DIRECTIONS FOR THIS TASK:
Copy out the lines that have "металла" in them.

-- start RECORDED INFORMATION --

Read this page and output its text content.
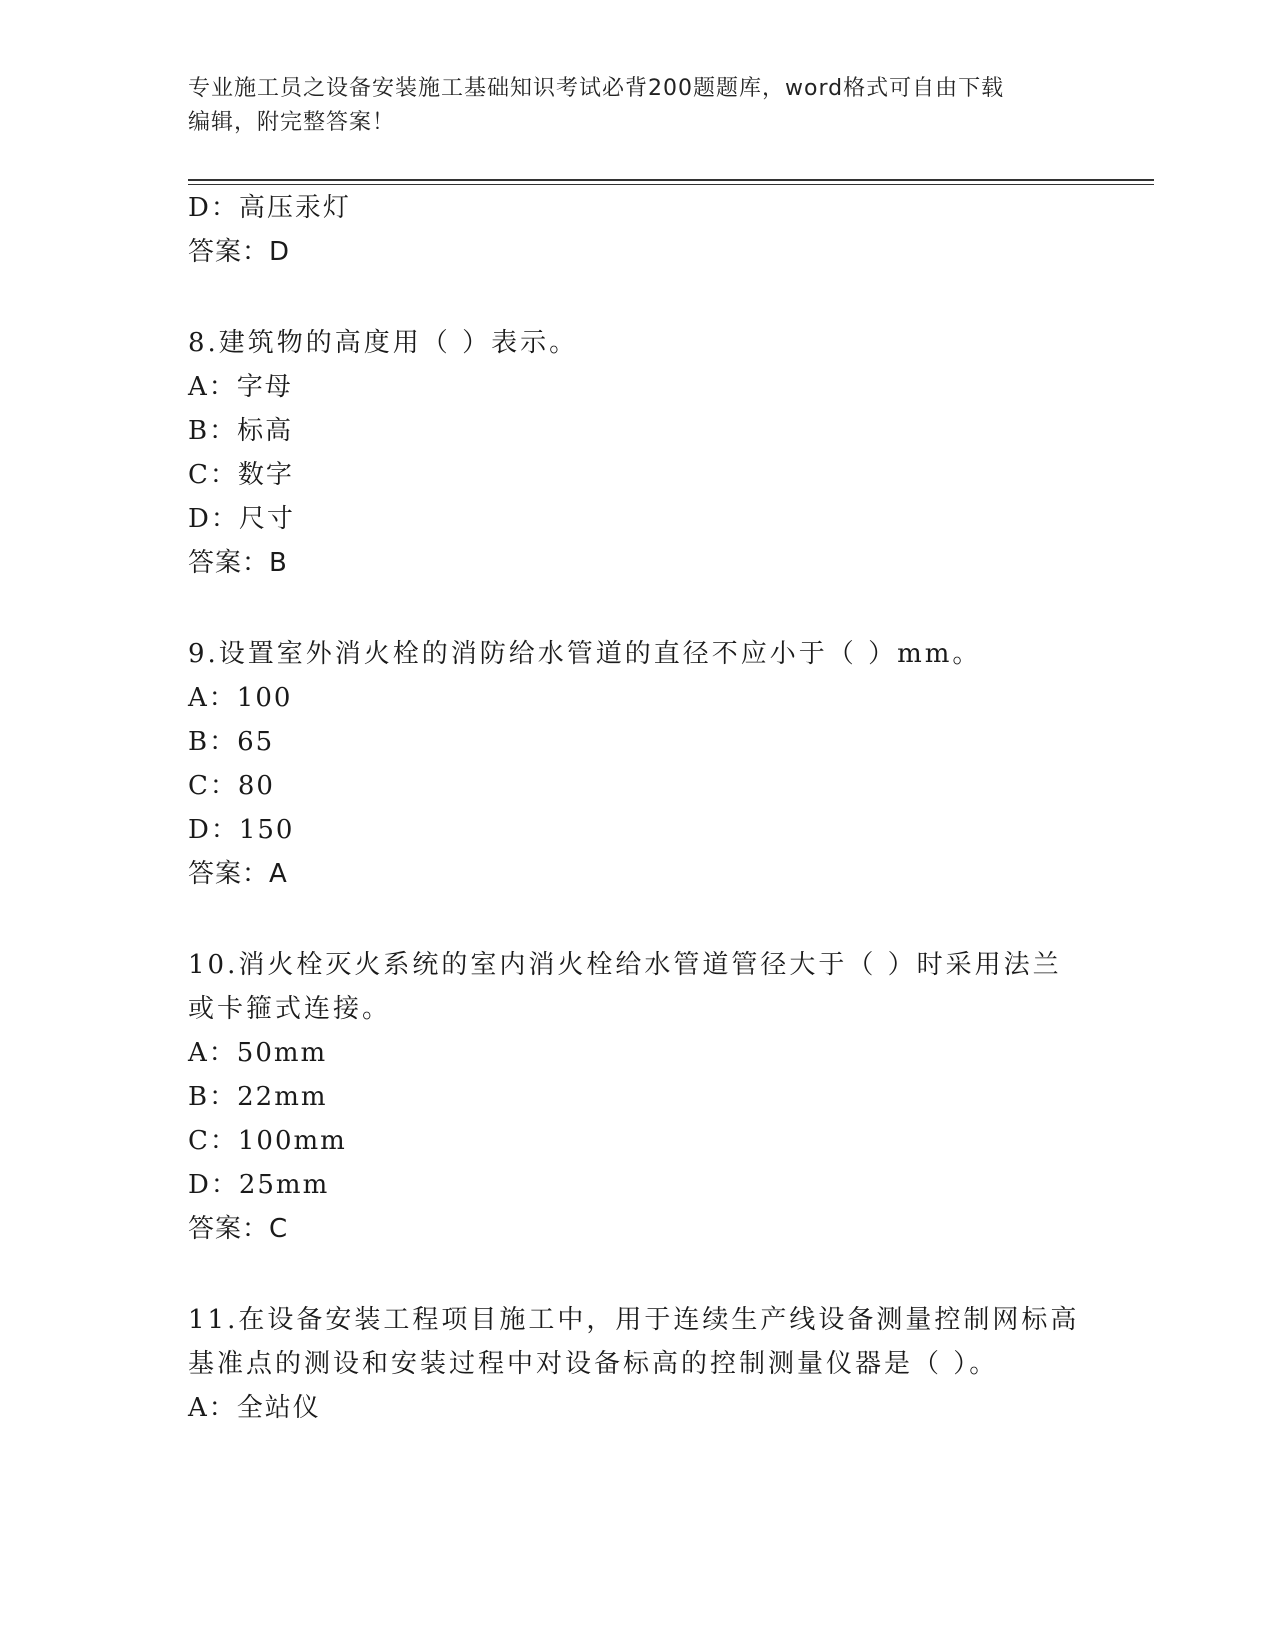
专业施工员之设备安装施工基础知识考试必背200题题库，word格式可自由下载
编辑，附完整答案！
D：高压汞灯
答案：D
8.建筑物的高度用（ ）表示。
A：字母
B：标高
C：数字
D：尺寸
答案：B
9.设置室外消火栓的消防给水管道的直径不应小于（ ）mm。
A：100
B：65
C：80
D：150
答案：A
10.消火栓灭火系统的室内消火栓给水管道管径大于（ ）时采用法兰
或卡箍式连接。
A：50mm
B：22mm
C：100mm
D：25mm
答案：C
11.在设备安装工程项目施工中，用于连续生产线设备测量控制网标高
基准点的测设和安装过程中对设备标高的控制测量仪器是（ ）。
A：全站仪
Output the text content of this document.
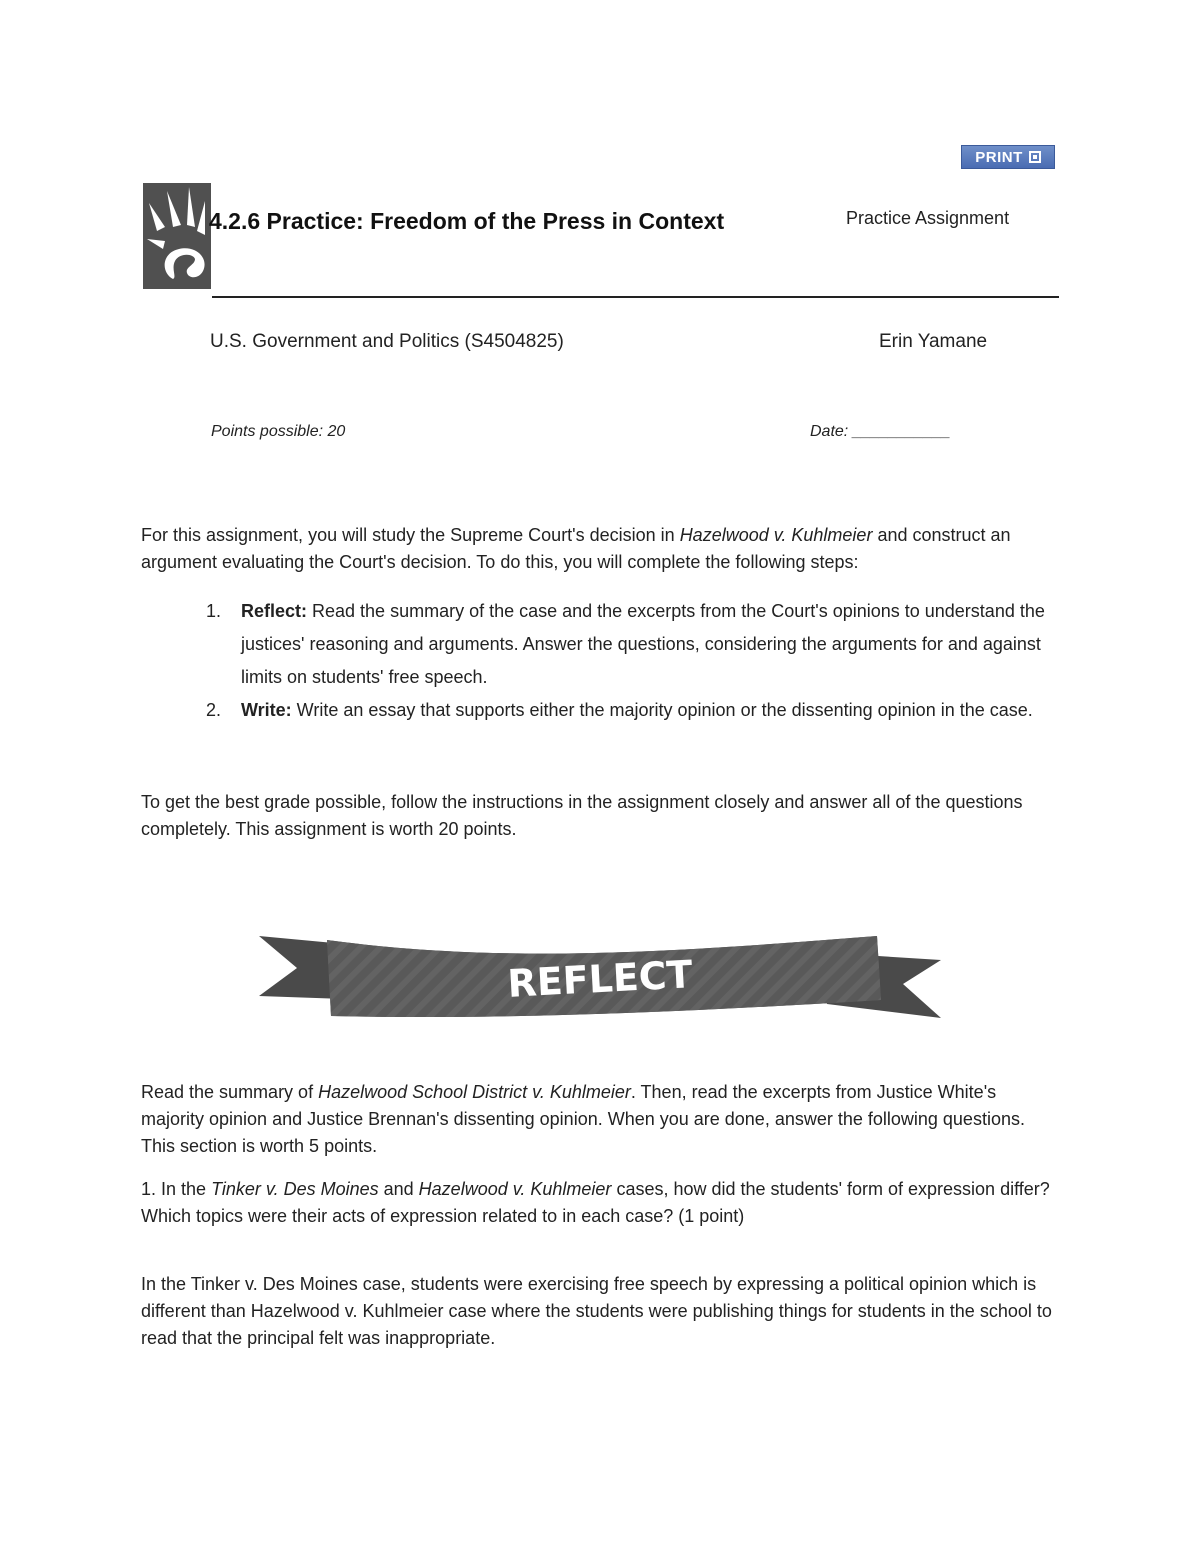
PRINT
4.2.6 Practice: Freedom of the Press in Context	Practice Assignment
U.S. Government and Politics (S4504825)	Erin Yamane
Points possible: 20	Date: ___________

For this assignment, you will study the Supreme Court's decision in Hazelwood v. Kuhlmeier and construct an argument evaluating the Court's decision. To do this, you will complete the following steps:

1. Reflect: Read the summary of the case and the excerpts from the Court's opinions to understand the justices' reasoning and arguments. Answer the questions, considering the arguments for and against limits on students' free speech.
2. Write: Write an essay that supports either the majority opinion or the dissenting opinion in the case.

To get the best grade possible, follow the instructions in the assignment closely and answer all of the questions completely. This assignment is worth 20 points.

REFLECT

Read the summary of Hazelwood School District v. Kuhlmeier. Then, read the excerpts from Justice White's majority opinion and Justice Brennan's dissenting opinion. When you are done, answer the following questions. This section is worth 5 points.

1. In the Tinker v. Des Moines and Hazelwood v. Kuhlmeier cases, how did the students' form of expression differ? Which topics were their acts of expression related to in each case? (1 point)

In the Tinker v. Des Moines case, students were exercising free speech by expressing a political opinion which is different than Hazelwood v. Kuhlmeier case where the students were publishing things for students in the school to read that the principal felt was inappropriate.
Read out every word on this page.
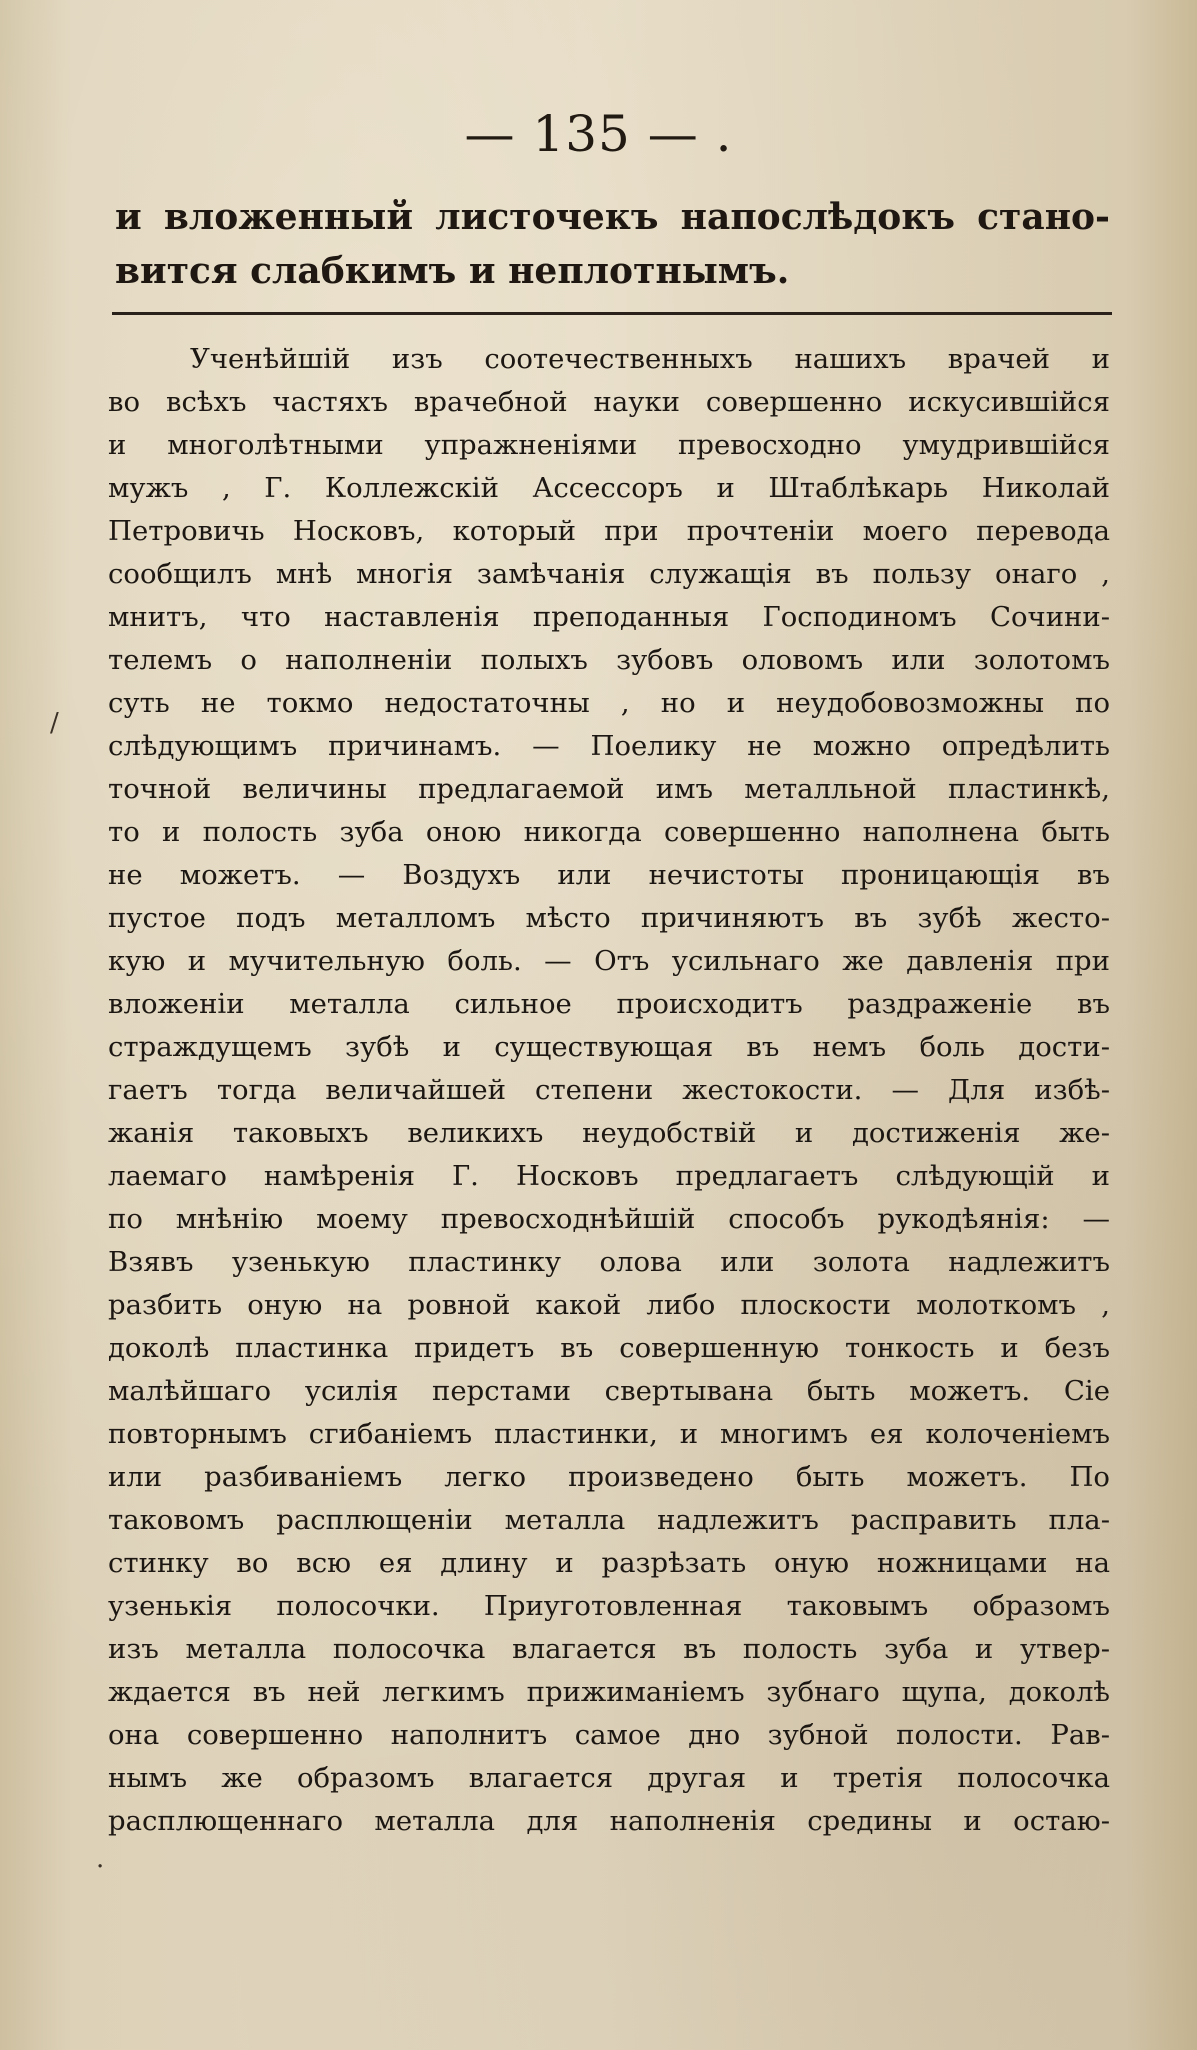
— 135 — .
и вложенный листочекъ напослѣдокъ стано-
вится слабкимъ и неплотнымъ.
Ученѣйшій изъ соотечественныхъ нашихъ врачей и
во всѣхъ частяхъ врачебной науки совершенно искусившійся
и многолѣтными упражненіями превосходно умудрившійся
мужъ , Г. Коллежскій Ассессоръ и Штаблѣкарь Николай
Петровичь Носковъ, который при прочтеніи моего перевода
сообщилъ мнѣ многія замѣчанія служащія въ пользу онаго ,
мнитъ, что наставленія преподанныя Господиномъ Сочини-
телемъ о наполненіи полыхъ зубовъ оловомъ или золотомъ
суть не токмо недостаточны , но и неудобовозможны по
слѣдующимъ причинамъ. — Поелику не можно опредѣлить
точной величины предлагаемой имъ металльной пластинкѣ,
то и полость зуба оною никогда совершенно наполнена быть
не можетъ. — Воздухъ или нечистоты проницающія въ
пустое подъ металломъ мѣсто причиняютъ въ зубѣ жесто-
кую и мучительную боль. — Отъ усильнаго же давленія при
вложеніи металла сильное происходитъ раздраженіе въ
страждущемъ зубѣ и существующая въ немъ боль дости-
гаетъ тогда величайшей степени жестокости. — Для избѣ-
жанія таковыхъ великихъ неудобствій и достиженія же-
лаемаго намѣренія Г. Носковъ предлагаетъ слѣдующій и
по мнѣнію моему превосходнѣйшій способъ рукодѣянія: —
Взявъ узенькую пластинку олова или золота надлежитъ
разбить оную на ровной какой либо плоскости молоткомъ ,
доколѣ пластинка придетъ въ совершенную тонкость и безъ
малѣйшаго усилія перстами свертывана быть можетъ. Сіе
повторнымъ сгибаніемъ пластинки, и многимъ ея колоченіемъ
или разбиваніемъ легко произведено быть можетъ. По
таковомъ расплющеніи металла надлежитъ расправить пла-
стинку во всю ея длину и разрѣзать оную ножницами на
узенькія полосочки. Приуготовленная таковымъ образомъ
изъ металла полосочка влагается въ полость зуба и утвер-
ждается въ ней легкимъ прижиманіемъ зубнаго щупа, доколѣ
она совершенно наполнитъ самое дно зубной полости. Рав-
нымъ же образомъ влагается другая и третія полосочка
расплющеннаго металла для наполненія средины и остаю-
/
·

-- end RECORDED INFORMATION --

REPLY:
вложеніи металла сильное происходитъ раздраженіе въ
таковомъ расплющеніи металла надлежитъ расправить пла-
изъ металла полосочка влагается въ полость зуба и утвер-
расплющеннаго металла для наполненія средины и остаю-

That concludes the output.